Source records
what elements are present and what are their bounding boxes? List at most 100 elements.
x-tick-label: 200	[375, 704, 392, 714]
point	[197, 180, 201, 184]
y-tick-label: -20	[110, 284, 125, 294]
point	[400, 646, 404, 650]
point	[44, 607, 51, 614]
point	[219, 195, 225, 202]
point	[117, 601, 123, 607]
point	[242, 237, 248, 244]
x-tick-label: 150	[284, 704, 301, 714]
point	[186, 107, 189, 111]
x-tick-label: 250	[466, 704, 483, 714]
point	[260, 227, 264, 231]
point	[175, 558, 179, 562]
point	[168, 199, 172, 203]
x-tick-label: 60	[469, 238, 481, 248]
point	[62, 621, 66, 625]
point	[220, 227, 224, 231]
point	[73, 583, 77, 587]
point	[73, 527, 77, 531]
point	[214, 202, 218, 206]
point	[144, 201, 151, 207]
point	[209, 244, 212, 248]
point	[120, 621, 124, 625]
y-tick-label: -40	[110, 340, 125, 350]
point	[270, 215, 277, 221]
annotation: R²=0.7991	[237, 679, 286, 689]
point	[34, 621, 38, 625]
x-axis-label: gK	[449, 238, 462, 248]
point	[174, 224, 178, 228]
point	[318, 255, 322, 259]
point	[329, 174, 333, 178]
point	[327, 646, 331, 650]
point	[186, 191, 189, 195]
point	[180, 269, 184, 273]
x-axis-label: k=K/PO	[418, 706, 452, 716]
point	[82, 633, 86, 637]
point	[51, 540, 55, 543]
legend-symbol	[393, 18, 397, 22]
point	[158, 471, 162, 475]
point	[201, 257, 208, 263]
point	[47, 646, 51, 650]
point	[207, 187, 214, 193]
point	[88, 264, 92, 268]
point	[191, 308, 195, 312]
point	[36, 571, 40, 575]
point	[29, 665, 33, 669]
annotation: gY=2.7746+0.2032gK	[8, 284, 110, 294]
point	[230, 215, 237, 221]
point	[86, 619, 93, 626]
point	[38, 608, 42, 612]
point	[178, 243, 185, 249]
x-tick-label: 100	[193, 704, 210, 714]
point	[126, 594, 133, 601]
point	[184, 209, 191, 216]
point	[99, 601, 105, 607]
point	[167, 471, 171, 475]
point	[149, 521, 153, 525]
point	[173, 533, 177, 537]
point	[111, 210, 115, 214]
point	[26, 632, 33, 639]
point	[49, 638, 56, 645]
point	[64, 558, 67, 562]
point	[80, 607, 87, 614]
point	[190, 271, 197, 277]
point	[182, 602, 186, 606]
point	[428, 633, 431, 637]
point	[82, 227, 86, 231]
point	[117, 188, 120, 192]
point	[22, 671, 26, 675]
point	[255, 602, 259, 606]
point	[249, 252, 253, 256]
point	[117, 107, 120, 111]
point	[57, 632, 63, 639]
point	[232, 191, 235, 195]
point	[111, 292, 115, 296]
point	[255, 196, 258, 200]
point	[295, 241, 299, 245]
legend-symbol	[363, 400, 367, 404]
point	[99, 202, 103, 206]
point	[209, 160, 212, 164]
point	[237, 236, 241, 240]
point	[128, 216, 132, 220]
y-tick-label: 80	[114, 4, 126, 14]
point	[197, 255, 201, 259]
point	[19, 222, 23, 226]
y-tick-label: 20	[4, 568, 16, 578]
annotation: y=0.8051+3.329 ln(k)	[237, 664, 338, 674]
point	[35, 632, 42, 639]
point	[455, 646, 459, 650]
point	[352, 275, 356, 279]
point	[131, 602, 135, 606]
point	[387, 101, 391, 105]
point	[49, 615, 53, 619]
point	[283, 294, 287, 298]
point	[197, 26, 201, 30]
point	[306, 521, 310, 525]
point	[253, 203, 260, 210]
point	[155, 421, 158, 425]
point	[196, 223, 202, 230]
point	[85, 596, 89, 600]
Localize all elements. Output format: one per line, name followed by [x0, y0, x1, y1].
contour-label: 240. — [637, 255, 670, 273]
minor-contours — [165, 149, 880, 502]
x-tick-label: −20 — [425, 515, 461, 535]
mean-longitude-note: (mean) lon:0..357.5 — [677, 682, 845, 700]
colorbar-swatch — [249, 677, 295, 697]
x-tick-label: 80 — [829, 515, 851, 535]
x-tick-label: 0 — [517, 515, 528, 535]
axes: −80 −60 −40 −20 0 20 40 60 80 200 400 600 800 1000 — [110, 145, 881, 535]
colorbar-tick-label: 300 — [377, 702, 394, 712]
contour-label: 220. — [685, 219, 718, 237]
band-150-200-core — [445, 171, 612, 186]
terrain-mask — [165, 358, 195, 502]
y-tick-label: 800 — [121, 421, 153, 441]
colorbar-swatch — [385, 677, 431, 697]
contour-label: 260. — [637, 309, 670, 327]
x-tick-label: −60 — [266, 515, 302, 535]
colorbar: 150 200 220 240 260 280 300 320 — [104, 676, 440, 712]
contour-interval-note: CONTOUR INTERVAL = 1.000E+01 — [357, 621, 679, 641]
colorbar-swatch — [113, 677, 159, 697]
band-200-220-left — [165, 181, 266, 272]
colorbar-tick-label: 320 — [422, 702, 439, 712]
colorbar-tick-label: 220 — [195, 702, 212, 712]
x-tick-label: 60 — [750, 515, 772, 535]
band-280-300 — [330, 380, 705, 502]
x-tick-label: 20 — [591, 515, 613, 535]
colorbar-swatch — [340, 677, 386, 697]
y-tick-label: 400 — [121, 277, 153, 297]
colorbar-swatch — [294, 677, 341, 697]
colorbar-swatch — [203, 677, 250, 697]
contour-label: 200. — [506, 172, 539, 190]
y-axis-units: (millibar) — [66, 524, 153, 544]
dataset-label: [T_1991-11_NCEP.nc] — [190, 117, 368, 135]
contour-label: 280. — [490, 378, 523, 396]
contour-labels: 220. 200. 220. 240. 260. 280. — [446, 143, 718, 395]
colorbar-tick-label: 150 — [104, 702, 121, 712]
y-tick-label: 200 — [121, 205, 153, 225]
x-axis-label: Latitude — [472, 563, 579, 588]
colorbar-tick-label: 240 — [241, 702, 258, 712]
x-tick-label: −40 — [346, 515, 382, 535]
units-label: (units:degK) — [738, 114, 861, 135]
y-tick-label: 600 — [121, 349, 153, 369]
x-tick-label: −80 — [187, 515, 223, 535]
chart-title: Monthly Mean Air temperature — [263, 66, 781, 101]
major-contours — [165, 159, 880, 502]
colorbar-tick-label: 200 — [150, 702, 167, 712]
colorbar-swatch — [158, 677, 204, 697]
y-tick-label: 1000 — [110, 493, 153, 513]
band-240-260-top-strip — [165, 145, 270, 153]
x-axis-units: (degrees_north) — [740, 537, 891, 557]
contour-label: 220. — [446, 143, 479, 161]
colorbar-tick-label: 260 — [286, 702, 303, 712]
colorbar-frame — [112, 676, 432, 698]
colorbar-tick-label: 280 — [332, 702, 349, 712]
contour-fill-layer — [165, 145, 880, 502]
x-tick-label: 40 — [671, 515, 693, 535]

Required task >> State how many lines of the data contain the string "note", giving only the number.

Written response >> 2